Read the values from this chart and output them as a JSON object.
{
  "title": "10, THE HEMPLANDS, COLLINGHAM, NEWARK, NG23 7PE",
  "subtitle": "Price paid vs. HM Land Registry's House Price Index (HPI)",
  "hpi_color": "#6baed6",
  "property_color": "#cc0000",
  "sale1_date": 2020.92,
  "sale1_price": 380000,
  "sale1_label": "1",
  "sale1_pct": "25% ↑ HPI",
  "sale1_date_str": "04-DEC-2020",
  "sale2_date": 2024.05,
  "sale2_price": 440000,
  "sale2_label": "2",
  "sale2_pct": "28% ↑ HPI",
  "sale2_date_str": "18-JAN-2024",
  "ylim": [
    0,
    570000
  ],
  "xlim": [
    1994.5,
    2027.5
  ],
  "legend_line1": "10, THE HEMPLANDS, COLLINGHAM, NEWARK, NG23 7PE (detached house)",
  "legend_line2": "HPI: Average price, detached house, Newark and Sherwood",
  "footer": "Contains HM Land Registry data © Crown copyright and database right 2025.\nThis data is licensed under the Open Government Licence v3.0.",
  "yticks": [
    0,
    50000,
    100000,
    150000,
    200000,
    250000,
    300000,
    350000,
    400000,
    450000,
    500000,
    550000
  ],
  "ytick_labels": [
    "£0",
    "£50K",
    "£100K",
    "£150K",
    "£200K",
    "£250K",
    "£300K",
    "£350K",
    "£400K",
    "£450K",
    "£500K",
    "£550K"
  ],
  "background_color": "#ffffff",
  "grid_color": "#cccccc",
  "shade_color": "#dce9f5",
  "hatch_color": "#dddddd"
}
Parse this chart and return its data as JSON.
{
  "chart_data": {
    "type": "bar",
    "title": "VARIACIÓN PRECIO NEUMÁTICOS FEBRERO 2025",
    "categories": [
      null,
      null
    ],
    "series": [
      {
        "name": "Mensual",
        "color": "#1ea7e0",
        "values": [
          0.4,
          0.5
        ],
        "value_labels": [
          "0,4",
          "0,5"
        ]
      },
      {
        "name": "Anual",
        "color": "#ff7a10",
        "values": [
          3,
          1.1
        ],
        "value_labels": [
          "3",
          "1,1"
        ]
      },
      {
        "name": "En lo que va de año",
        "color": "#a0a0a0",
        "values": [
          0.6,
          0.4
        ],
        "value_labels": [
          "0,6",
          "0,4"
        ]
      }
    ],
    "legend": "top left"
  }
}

* _SHORT TASK_: Transcribe every entry verbatim.

* _WRITTEN SOLUTION_:
Read the values from this chart and output them as a JSON object.
{
  "title": "10, THE HEMPLANDS, COLLINGHAM, NEWARK, NG23 7PE",
  "subtitle": "Price paid vs. HM Land Registry's House Price Index (HPI)",
  "hpi_color": "#6baed6",
  "property_color": "#cc0000",
  "sale1_date": 2020.92,
  "sale1_price": 380000,
  "sale1_label": "1",
  "sale1_pct": "25% ↑ HPI",
  "sale1_date_str": "04-DEC-2020",
  "sale2_date": 2024.05,
  "sale2_price": 440000,
  "sale2_label": "2",
  "sale2_pct": "28% ↑ HPI",
  "sale2_date_str": "18-JAN-2024",
  "ylim": [
    0,
    570000
  ],
  "xlim": [
    1994.5,
    2027.5
  ],
  "legend_line1": "10, THE HEMPLANDS, COLLINGHAM, NEWARK, NG23 7PE (detached house)",
  "legend_line2": "HPI: Average price, detached house, Newark and Sherwood",
  "footer": "Contains HM Land Registry data © Crown copyright and database right 2025.\nThis data is licensed under the Open Government Licence v3.0.",
  "yticks": [
    0,
    50000,
    100000,
    150000,
    200000,
    250000,
    300000,
    350000,
    400000,
    450000,
    500000,
    550000
  ],
  "ytick_labels": [
    "£0",
    "£50K",
    "£100K",
    "£150K",
    "£200K",
    "£250K",
    "£300K",
    "£350K",
    "£400K",
    "£450K",
    "£500K",
    "£550K"
  ],
  "background_color": "#ffffff",
  "grid_color": "#cccccc",
  "shade_color": "#dce9f5",
  "hatch_color": "#dddddd"
}
Parse this chart and return its data as JSON.
{
  "chart_data": {
    "type": "bar",
    "title": "VARIACIÓN PRECIO NEUMÁTICOS FEBRERO 2025",
    "categories": [
      null,
      null
    ],
    "series": [
      {
        "name": "Mensual",
        "color": "#1ea7e0",
        "values": [
          0.4,
          0.5
        ],
        "value_labels": [
          "0,4",
          "0,5"
        ]
      },
      {
        "name": "Anual",
        "color": "#ff7a10",
        "values": [
          3,
          1.1
        ],
        "value_labels": [
          "3",
          "1,1"
        ]
      },
      {
        "name": "En lo que va de año",
        "color": "#a0a0a0",
        "values": [
          0.6,
          0.4
        ],
        "value_labels": [
          "0,6",
          "0,4"
        ]
      }
    ],
    "legend": "top left"
  }
}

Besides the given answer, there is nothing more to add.